TASKS FOR THIS EXERCISE.
#1 In the passage about Parboti, reproduce word for word the part that opens with the words containing "Parboti, now 33, sacrificed" and closes with "woebegone humanities graduate.".
#2 According to the passage about Parboti, why did she have to drop out of class 10?
#3 Translate this sentence from the passage about Parboti into Spanish: "Misfortune, it seems, has been a constant companion of Parboti."

PROVIDED TEXT.
######

Parboti, now 33, sacrificed nearly half a decade of her life to earn her degree and simultaneously manage household and keeping her husband pleased. But the sudden turn of events has left her devastated. “There are many women like me who suffer silently at the hands of insecure husbands and inconsiderate in-laws”, rued the woebegone humanities graduate.

Misfortune, it seems, has been a constant companion of Parboti. To provide for her ill father’s medications, she had to drop out of class 10 despite being a brilliant student. Her aspirations took a further beating when her conservative parents and relatives made her marry a man whose family was plagued by poverty, much against her wishes, and who himself had dropped out of the school after finishing his class 11.

After marriage she realized, her husband had to also fund his brother’s studies apart from supporting his parents and her. It was under these circumstances that her husband suggested that she take up an evening bachelors course to be able to supplement the family income. She was reluctant to accept the idea, but took up the challenge as she thought it was the best thing to do under the given circumstance as her husband had become more insistent. To be able to pay her fee and buy her books she had to borrow money from her already burdened parents, but as the demand was from their son-in-law, they had complied.

######

DATA EXCERPTS.
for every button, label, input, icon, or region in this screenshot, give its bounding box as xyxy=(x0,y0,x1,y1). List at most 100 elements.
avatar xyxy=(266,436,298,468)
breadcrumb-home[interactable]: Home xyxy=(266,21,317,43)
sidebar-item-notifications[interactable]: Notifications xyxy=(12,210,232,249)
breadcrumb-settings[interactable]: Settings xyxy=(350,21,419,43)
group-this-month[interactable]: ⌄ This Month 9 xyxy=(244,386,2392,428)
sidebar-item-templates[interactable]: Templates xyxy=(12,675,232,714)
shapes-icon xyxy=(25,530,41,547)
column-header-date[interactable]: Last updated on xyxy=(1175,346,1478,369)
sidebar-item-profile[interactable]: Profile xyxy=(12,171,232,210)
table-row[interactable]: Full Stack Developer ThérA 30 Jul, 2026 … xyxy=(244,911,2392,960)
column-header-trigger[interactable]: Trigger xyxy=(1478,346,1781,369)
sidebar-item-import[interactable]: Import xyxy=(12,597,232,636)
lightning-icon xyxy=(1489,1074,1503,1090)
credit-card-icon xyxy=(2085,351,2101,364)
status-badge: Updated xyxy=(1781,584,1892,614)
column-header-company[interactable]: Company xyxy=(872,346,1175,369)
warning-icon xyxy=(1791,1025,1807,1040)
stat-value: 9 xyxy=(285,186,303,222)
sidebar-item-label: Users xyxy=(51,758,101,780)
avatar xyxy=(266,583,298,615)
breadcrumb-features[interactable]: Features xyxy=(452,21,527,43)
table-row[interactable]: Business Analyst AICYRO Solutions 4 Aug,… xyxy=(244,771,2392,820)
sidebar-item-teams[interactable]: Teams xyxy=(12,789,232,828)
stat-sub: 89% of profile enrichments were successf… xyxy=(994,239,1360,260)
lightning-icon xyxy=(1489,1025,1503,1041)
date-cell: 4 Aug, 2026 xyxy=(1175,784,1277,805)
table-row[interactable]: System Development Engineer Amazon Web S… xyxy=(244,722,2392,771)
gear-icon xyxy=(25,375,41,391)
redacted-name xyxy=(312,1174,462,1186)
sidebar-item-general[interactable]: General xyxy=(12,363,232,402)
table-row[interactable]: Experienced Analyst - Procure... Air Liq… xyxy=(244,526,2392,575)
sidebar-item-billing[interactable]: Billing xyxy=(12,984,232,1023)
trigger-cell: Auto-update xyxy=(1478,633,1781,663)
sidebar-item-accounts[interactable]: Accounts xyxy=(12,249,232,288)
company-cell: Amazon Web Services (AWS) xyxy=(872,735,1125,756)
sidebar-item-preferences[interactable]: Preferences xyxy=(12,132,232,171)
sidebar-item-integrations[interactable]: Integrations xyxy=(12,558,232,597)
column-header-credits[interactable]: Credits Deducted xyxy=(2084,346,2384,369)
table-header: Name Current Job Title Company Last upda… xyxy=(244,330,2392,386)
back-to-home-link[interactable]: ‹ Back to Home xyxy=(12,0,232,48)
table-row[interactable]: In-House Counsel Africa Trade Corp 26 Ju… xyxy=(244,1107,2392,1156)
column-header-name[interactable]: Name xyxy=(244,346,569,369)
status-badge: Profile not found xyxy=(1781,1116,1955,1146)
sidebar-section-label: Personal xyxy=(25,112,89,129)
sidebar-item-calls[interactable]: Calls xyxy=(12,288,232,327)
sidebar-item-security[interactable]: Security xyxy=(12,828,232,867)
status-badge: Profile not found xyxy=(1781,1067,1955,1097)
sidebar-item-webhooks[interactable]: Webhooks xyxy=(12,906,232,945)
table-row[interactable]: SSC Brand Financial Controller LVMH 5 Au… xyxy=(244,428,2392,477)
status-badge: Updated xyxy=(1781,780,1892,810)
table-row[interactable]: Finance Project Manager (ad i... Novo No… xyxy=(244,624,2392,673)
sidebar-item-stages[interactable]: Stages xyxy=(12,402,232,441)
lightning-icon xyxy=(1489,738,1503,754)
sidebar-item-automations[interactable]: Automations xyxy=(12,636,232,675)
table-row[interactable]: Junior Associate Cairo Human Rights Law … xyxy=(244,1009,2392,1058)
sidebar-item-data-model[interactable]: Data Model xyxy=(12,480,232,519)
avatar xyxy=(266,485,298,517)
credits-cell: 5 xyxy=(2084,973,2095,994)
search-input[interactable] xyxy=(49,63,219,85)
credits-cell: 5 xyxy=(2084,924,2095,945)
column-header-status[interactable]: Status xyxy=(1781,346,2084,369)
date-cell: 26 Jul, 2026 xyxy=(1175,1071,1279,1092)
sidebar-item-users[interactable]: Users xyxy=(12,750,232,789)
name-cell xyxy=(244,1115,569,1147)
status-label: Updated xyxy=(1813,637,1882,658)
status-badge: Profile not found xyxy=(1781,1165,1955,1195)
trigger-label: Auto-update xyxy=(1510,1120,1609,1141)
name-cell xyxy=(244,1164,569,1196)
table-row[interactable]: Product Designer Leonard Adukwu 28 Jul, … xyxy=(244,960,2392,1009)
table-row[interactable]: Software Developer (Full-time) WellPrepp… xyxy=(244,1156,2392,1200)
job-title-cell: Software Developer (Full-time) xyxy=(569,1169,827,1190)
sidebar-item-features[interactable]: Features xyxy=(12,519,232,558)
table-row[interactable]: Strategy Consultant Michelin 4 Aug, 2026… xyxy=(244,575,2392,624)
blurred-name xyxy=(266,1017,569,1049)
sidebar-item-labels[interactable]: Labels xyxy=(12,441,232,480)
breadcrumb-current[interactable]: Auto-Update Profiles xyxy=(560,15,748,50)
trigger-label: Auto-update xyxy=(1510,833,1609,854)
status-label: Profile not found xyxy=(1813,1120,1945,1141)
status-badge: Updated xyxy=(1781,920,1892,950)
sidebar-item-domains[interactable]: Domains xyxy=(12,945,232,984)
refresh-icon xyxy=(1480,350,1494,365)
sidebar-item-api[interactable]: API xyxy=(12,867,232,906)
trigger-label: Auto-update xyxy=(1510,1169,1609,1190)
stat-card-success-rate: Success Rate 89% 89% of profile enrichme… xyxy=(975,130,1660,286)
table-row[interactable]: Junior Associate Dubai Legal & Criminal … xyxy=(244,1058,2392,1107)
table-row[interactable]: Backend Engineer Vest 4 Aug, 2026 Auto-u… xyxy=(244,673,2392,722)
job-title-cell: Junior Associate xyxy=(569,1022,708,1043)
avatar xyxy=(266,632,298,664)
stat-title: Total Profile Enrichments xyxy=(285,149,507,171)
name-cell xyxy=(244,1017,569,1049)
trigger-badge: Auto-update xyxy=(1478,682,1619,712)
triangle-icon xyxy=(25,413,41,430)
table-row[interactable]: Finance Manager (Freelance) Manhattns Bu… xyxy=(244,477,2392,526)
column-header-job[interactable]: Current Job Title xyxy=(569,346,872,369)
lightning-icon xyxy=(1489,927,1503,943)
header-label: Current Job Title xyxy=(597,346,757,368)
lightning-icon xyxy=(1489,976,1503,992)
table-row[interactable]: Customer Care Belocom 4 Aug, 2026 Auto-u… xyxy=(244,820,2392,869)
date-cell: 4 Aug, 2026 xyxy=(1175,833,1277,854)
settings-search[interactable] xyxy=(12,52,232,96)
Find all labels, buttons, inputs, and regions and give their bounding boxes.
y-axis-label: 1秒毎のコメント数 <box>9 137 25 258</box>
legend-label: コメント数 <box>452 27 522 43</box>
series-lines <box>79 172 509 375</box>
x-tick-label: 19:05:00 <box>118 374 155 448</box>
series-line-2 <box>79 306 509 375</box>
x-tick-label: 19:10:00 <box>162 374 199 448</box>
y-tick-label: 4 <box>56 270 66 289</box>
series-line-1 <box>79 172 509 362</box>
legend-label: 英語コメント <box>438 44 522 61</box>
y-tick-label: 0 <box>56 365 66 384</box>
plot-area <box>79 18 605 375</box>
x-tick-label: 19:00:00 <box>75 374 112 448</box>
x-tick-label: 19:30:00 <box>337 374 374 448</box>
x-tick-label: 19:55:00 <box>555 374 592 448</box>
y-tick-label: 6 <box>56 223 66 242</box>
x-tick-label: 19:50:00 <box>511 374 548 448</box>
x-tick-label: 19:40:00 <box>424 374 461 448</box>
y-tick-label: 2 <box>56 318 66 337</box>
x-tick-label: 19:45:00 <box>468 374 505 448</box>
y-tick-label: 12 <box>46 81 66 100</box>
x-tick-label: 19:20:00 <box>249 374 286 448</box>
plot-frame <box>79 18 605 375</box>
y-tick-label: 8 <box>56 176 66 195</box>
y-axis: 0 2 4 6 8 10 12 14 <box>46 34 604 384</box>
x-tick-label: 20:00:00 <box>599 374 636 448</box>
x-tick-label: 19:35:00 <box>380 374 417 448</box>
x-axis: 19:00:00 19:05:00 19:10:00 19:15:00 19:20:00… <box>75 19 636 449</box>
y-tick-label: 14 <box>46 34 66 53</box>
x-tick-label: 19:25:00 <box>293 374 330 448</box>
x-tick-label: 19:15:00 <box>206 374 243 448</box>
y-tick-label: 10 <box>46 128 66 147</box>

######

PROBLEM SOLUTIONS.
#1
Parboti, now 33, sacrificed nearly half a decade of her life to earn her degree and simultaneously manage household and keeping her husband pleased. But the sudden turn of events has left her devastated. “There are many women like me who suffer silently at the hands of insecure husbands and inconsiderate in-laws”, rued the woebegone humanities graduate.

#2 She dropped out to provide for her ill father's medications.

#3 Al parecer, la desgracia ha sido una compañera constante de Parboti.